### Brief
Reproduce every entry exactly, without alteration.

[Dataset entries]
------------------------------

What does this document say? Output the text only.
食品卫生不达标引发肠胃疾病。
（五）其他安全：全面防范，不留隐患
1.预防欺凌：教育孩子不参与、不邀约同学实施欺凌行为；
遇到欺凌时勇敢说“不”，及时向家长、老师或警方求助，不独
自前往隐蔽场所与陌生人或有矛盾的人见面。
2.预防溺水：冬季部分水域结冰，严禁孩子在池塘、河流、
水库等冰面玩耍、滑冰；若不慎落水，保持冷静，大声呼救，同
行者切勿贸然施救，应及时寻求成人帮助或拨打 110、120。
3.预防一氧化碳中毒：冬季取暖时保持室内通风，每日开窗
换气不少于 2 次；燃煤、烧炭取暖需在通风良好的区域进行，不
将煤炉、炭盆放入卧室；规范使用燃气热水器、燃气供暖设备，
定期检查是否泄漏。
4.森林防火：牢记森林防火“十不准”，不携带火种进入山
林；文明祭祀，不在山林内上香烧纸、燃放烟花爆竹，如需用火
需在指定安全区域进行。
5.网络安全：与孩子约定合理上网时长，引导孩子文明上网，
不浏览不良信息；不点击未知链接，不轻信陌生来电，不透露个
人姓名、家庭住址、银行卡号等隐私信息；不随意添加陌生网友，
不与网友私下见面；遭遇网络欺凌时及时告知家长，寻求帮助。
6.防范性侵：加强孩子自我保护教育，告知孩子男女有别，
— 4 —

------------------------------

### Response below
What does this document say? Output the text only.
食品卫生不达标引发肠胃疾病。
（五）其他安全：全面防范，不留隐患
1.预防欺凌：教育孩子不参与、不邀约同学实施欺凌行为；
遇到欺凌时勇敢说“不”，及时向家长、老师或警方求助，不独
自前往隐蔽场所与陌生人或有矛盾的人见面。
2.预防溺水：冬季部分水域结冰，严禁孩子在池塘、河流、
水库等冰面玩耍、滑冰；若不慎落水，保持冷静，大声呼救，同
行者切勿贸然施救，应及时寻求成人帮助或拨打 110、120。
3.预防一氧化碳中毒：冬季取暖时保持室内通风，每日开窗
换气不少于 2 次；燃煤、烧炭取暖需在通风良好的区域进行，不
将煤炉、炭盆放入卧室；规范使用燃气热水器、燃气供暖设备，
定期检查是否泄漏。
4.森林防火：牢记森林防火“十不准”，不携带火种进入山
林；文明祭祀，不在山林内上香烧纸、燃放烟花爆竹，如需用火
需在指定安全区域进行。
5.网络安全：与孩子约定合理上网时长，引导孩子文明上网，
不浏览不良信息；不点击未知链接，不轻信陌生来电，不透露个
人姓名、家庭住址、银行卡号等隐私信息；不随意添加陌生网友，
不与网友私下见面；遭遇网络欺凌时及时告知家长，寻求帮助。
6.防范性侵：加强孩子自我保护教育，告知孩子男女有别，
— 4 —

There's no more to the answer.